— Begin —
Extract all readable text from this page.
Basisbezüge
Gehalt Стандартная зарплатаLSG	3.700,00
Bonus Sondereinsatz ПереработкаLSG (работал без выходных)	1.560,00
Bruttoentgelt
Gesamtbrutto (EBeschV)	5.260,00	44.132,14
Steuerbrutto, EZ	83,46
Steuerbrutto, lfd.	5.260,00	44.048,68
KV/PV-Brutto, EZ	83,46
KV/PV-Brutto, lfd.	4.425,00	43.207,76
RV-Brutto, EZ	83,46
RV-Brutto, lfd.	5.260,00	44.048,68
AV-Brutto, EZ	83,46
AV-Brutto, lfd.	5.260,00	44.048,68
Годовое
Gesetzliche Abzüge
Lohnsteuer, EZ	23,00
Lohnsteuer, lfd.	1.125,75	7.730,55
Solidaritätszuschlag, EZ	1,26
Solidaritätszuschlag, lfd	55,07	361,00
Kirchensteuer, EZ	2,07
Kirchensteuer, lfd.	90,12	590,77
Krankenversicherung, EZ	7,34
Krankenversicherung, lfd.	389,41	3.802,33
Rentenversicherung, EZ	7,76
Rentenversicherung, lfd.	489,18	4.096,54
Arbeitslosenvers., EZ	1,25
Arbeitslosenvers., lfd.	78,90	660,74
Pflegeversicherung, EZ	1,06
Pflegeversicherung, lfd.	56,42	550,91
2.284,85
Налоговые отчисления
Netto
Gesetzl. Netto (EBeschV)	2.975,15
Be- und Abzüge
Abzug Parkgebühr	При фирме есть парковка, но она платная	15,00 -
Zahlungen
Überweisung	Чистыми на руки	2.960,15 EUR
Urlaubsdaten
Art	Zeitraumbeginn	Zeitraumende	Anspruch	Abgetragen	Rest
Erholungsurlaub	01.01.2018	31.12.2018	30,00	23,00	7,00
— End —
→ DIRECTIONS FOR THIS TASK:
Can you reproduce all the material exactly?

→ SOLUTION FOR THIS PROBLEM:
Extract all readable text from this page.
Basisbezüge
Gehalt Стандартная зарплатаLSG	3.700,00
Bonus Sondereinsatz ПереработкаLSG (работал без выходных)	1.560,00
Bruttoentgelt
Gesamtbrutto (EBeschV)	5.260,00	44.132,14
Steuerbrutto, EZ	83,46
Steuerbrutto, lfd.	5.260,00	44.048,68
KV/PV-Brutto, EZ	83,46
KV/PV-Brutto, lfd.	4.425,00	43.207,76
RV-Brutto, EZ	83,46
RV-Brutto, lfd.	5.260,00	44.048,68
AV-Brutto, EZ	83,46
AV-Brutto, lfd.	5.260,00	44.048,68
Годовое
Gesetzliche Abzüge
Lohnsteuer, EZ	23,00
Lohnsteuer, lfd.	1.125,75	7.730,55
Solidaritätszuschlag, EZ	1,26
Solidaritätszuschlag, lfd	55,07	361,00
Kirchensteuer, EZ	2,07
Kirchensteuer, lfd.	90,12	590,77
Krankenversicherung, EZ	7,34
Krankenversicherung, lfd.	389,41	3.802,33
Rentenversicherung, EZ	7,76
Rentenversicherung, lfd.	489,18	4.096,54
Arbeitslosenvers., EZ	1,25
Arbeitslosenvers., lfd.	78,90	660,74
Pflegeversicherung, EZ	1,06
Pflegeversicherung, lfd.	56,42	550,91
2.284,85
Налоговые отчисления
Netto
Gesetzl. Netto (EBeschV)	2.975,15
Be- und Abzüge
Abzug Parkgebühr	При фирме есть парковка, но она платная	15,00 -
Zahlungen
Überweisung	Чистыми на руки	2.960,15 EUR
Urlaubsdaten
Art	Zeitraumbeginn	Zeitraumende	Anspruch	Abgetragen	Rest
Erholungsurlaub	01.01.2018	31.12.2018	30,00	23,00	7,00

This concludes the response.